• WRITTEN INSTRUCTION:
Identify every line containing the word "that" and reproduce each one.

• DATA SUPPLIED:
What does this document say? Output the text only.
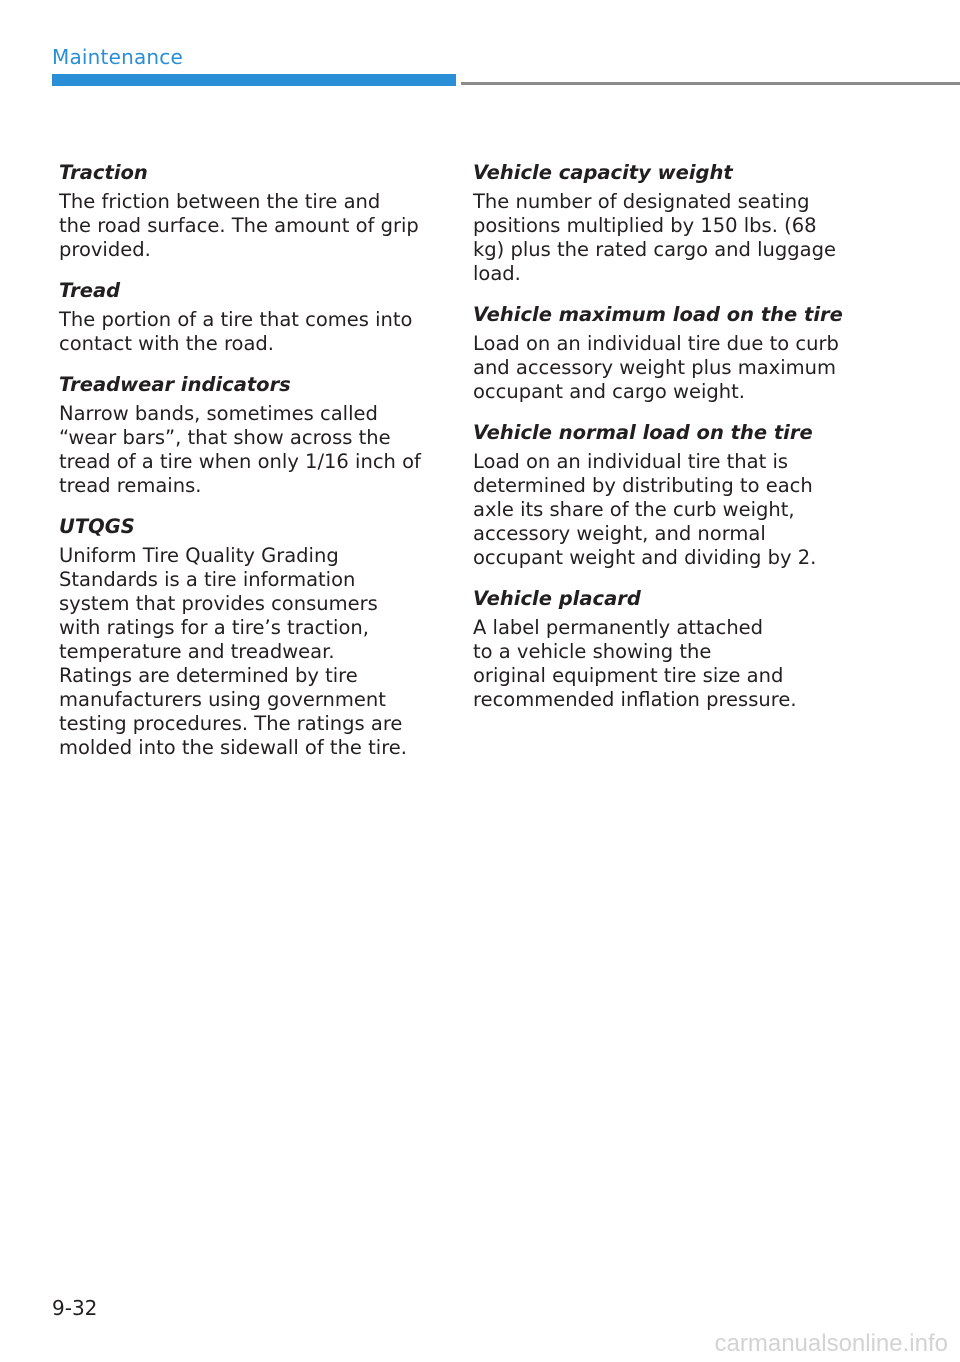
Maintenance
Traction
The friction between the tire and
the road surface. The amount of grip
provided.
Tread
The portion of a tire that comes into
contact with the road.
Treadwear indicators
Narrow bands, sometimes called
“wear bars”, that show across the
tread of a tire when only 1/16 inch of
tread remains.
UTQGS
Uniform Tire Quality Grading
Standards is a tire information
system that provides consumers
with ratings for a tire’s traction,
temperature and treadwear.
Ratings are determined by tire
manufacturers using government
testing procedures. The ratings are
molded into the sidewall of the tire.
Vehicle capacity weight
The number of designated seating
positions multiplied by 150 lbs. (68
kg) plus the rated cargo and luggage
load.
Vehicle maximum load on the tire
Load on an individual tire due to curb
and accessory weight plus maximum
occupant and cargo weight.
Vehicle normal load on the tire
Load on an individual tire that is
determined by distributing to each
axle its share of the curb weight,
accessory weight, and normal
occupant weight and dividing by 2.
Vehicle placard
A label permanently attached
to a vehicle showing the
original equipment tire size and
recommended inflation pressure.
9-32
carmanualsonline.info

• SOLUTION FOR THIS PROBLEM:
The portion of a tire that comes into
“wear bars”, that show across the
system that provides consumers
Load on an individual tire that is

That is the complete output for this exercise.